• **Data in this exercise**
start

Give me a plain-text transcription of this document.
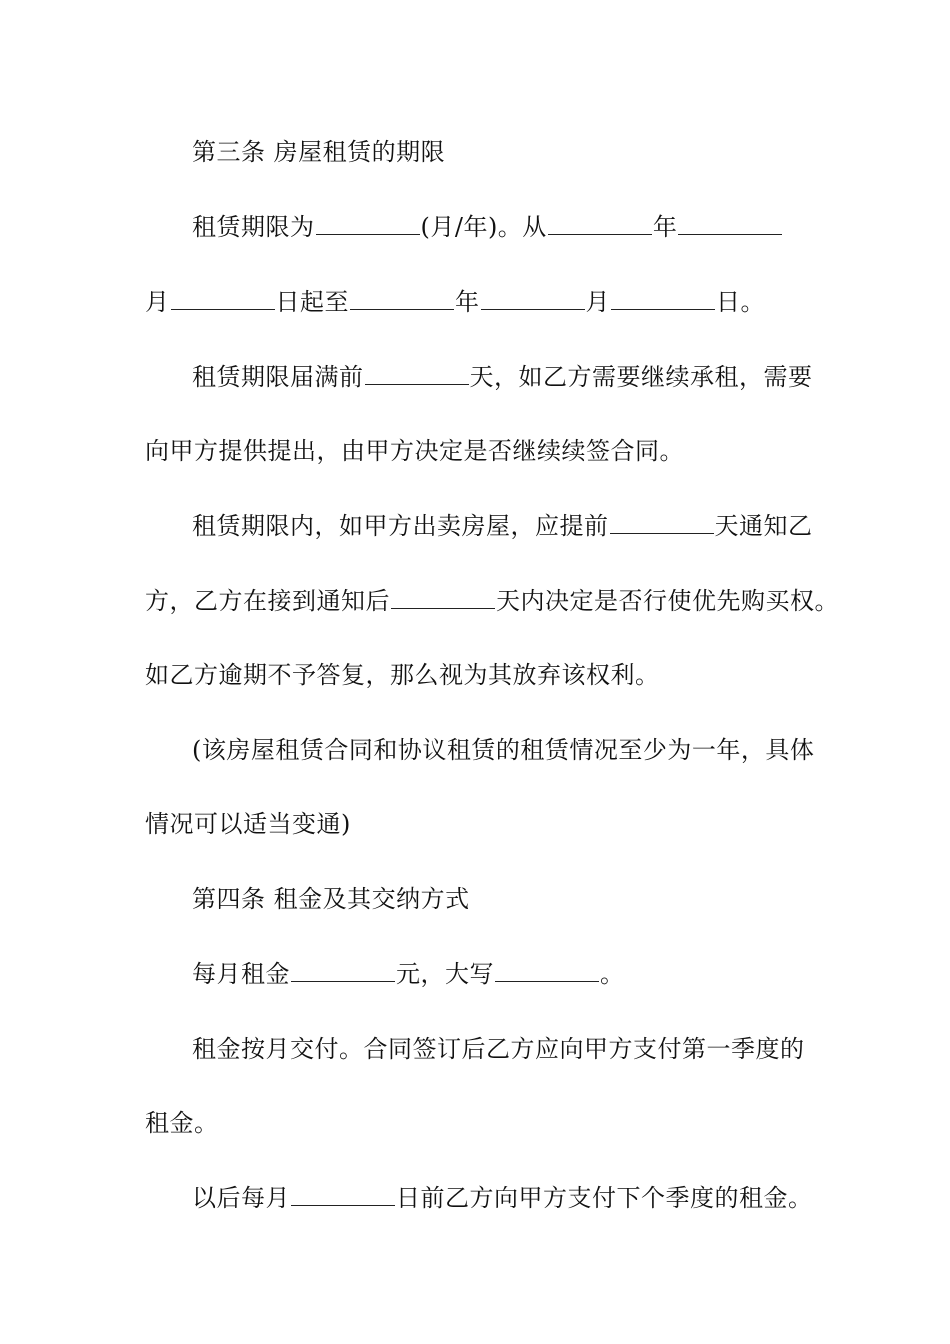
第三条 房屋租赁的期限
租赁期限为	(月/年)。从	年
月	日起至	年	月	日。
租赁期限届满前	天，如乙方需要继续承租，需要
向甲方提供提出，由甲方决定是否继续续签合同。
租赁期限内，如甲方出卖房屋，应提前	天通知乙
方，乙方在接到通知后	天内决定是否行使优先购买权。
如乙方逾期不予答复，那么视为其放弃该权利。
(该房屋租赁合同和协议租赁的租赁情况至少为一年，具体
情况可以适当变通)
第四条 租金及其交纳方式
每月租金	元，大写	。
租金按月交付。合同签订后乙方应向甲方支付第一季度的
租金。
以后每月	日前乙方向甲方支付下个季度的租金。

end

• **Challenge**
Go through the data above and transcribe it in full, omitting any image.

• **Response to this task**
Give me a plain-text transcription of this document.
第三条 房屋租赁的期限
租赁期限为	(月/年)。从	年
月	日起至	年	月	日。
租赁期限届满前	天，如乙方需要继续承租，需要
向甲方提供提出，由甲方决定是否继续续签合同。
租赁期限内，如甲方出卖房屋，应提前	天通知乙
方，乙方在接到通知后	天内决定是否行使优先购买权。
如乙方逾期不予答复，那么视为其放弃该权利。
(该房屋租赁合同和协议租赁的租赁情况至少为一年，具体
情况可以适当变通)
第四条 租金及其交纳方式
每月租金	元，大写	。
租金按月交付。合同签订后乙方应向甲方支付第一季度的
租金。
以后每月	日前乙方向甲方支付下个季度的租金。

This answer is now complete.